Given records:
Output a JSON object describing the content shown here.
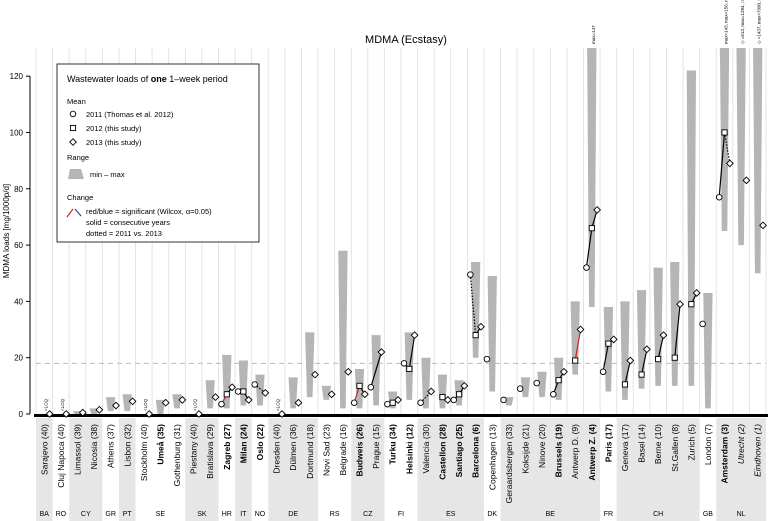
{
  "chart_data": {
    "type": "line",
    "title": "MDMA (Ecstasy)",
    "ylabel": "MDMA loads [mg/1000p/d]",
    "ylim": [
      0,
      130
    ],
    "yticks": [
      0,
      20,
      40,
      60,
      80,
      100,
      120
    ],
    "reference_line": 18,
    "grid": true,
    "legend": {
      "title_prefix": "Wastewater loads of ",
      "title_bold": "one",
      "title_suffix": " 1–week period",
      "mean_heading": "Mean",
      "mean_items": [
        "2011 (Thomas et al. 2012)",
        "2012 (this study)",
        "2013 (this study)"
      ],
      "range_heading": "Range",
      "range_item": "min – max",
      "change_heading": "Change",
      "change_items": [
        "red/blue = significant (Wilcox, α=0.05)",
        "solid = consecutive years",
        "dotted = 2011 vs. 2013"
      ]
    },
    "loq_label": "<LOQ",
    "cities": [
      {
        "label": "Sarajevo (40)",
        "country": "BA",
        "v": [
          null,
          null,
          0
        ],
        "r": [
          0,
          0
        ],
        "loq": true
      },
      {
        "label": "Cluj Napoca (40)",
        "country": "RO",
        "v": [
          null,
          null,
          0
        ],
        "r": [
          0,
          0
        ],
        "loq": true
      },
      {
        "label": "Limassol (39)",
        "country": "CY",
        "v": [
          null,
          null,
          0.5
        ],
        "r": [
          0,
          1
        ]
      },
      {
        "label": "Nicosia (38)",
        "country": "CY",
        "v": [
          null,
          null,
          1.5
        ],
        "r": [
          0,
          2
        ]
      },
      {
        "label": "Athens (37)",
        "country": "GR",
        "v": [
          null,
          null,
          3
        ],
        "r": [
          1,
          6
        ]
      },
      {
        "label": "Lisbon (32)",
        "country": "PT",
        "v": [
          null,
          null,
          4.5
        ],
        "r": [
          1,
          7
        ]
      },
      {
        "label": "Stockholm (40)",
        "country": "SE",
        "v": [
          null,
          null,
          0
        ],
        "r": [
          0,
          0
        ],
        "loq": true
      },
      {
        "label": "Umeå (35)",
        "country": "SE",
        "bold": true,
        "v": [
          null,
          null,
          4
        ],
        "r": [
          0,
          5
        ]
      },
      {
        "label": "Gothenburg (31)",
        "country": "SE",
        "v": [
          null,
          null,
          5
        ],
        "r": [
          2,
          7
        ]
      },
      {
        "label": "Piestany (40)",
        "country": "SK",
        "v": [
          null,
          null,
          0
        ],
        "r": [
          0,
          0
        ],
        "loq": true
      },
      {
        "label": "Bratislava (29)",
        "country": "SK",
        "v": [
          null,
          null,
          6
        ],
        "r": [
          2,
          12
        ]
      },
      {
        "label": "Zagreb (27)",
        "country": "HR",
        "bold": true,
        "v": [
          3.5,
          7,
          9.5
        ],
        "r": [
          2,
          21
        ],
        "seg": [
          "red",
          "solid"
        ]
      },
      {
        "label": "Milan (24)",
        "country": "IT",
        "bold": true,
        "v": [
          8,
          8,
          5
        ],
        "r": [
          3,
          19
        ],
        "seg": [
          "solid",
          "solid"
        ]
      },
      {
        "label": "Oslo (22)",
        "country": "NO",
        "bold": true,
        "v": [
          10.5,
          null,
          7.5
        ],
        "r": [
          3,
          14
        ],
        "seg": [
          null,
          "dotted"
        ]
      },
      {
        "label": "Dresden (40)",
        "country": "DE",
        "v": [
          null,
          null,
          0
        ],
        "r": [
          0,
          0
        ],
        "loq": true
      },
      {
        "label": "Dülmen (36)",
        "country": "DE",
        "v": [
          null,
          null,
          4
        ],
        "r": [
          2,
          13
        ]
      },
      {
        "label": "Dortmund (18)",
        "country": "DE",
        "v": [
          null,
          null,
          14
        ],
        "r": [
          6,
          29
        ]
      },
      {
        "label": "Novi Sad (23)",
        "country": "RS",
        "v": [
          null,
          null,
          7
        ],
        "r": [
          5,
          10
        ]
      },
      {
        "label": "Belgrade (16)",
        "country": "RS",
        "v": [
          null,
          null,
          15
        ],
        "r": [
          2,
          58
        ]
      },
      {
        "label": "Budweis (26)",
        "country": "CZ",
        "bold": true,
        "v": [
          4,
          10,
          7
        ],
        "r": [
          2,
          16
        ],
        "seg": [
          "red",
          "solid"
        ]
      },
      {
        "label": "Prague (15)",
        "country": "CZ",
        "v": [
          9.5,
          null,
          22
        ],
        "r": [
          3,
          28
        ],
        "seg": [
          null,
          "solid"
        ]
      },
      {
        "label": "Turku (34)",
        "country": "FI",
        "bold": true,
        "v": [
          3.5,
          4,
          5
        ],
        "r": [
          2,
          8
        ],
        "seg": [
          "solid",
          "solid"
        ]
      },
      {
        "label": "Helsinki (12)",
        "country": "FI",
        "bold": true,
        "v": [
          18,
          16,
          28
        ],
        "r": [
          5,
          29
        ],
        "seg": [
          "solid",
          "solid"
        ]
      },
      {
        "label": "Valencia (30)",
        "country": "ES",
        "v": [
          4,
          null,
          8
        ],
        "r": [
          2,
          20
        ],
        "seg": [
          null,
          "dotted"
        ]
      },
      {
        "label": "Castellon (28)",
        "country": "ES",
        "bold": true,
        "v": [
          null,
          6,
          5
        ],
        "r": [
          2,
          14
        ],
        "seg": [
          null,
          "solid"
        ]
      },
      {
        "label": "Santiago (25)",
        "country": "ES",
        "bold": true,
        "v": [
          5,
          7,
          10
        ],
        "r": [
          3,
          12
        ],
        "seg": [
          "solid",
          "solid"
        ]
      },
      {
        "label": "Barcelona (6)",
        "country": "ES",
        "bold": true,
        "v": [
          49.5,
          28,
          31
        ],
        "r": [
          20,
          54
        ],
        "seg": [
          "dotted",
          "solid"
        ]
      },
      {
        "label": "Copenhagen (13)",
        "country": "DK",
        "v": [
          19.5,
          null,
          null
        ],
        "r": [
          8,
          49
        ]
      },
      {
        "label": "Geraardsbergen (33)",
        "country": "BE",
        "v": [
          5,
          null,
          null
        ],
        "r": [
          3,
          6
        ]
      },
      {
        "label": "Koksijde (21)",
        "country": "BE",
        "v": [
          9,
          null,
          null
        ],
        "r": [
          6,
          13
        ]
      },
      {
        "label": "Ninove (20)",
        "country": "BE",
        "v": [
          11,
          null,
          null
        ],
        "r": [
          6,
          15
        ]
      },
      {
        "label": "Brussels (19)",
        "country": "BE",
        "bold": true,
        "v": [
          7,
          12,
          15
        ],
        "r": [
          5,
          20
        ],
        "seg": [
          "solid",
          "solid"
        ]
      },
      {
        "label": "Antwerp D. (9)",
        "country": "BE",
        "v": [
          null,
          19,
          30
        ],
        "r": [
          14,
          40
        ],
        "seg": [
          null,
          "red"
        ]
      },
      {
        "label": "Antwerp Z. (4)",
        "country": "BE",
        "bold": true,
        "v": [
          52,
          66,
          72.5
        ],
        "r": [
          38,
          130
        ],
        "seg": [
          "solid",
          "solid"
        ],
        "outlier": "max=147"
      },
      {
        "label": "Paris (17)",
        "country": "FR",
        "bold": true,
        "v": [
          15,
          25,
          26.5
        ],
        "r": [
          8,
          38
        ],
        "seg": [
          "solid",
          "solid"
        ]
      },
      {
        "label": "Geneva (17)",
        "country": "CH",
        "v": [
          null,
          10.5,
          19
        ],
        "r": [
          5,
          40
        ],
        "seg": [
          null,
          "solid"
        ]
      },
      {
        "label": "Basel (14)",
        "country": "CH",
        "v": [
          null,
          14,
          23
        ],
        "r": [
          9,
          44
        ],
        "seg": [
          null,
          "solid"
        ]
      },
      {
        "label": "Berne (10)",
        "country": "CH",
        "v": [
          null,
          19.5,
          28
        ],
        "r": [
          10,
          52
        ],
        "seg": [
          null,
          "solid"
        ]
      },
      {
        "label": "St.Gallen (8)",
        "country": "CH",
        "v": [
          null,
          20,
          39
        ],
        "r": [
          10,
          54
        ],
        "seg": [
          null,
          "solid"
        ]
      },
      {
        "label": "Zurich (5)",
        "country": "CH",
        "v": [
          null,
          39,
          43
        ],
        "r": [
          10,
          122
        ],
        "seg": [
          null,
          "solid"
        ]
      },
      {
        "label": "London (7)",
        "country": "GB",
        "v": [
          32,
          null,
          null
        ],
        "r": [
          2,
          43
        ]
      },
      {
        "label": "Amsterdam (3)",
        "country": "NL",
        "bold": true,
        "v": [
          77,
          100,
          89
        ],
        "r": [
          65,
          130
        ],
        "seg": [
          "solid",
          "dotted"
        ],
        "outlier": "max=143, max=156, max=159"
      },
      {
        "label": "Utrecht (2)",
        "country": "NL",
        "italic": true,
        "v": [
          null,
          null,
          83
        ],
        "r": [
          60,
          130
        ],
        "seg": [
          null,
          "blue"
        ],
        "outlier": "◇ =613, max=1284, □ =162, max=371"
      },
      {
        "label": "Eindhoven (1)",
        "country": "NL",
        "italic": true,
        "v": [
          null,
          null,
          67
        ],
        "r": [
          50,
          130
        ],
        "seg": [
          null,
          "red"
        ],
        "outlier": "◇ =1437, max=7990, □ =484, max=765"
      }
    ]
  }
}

What is asked: Report only the count of lines that include the string "blue".

Solution to this exercise: 2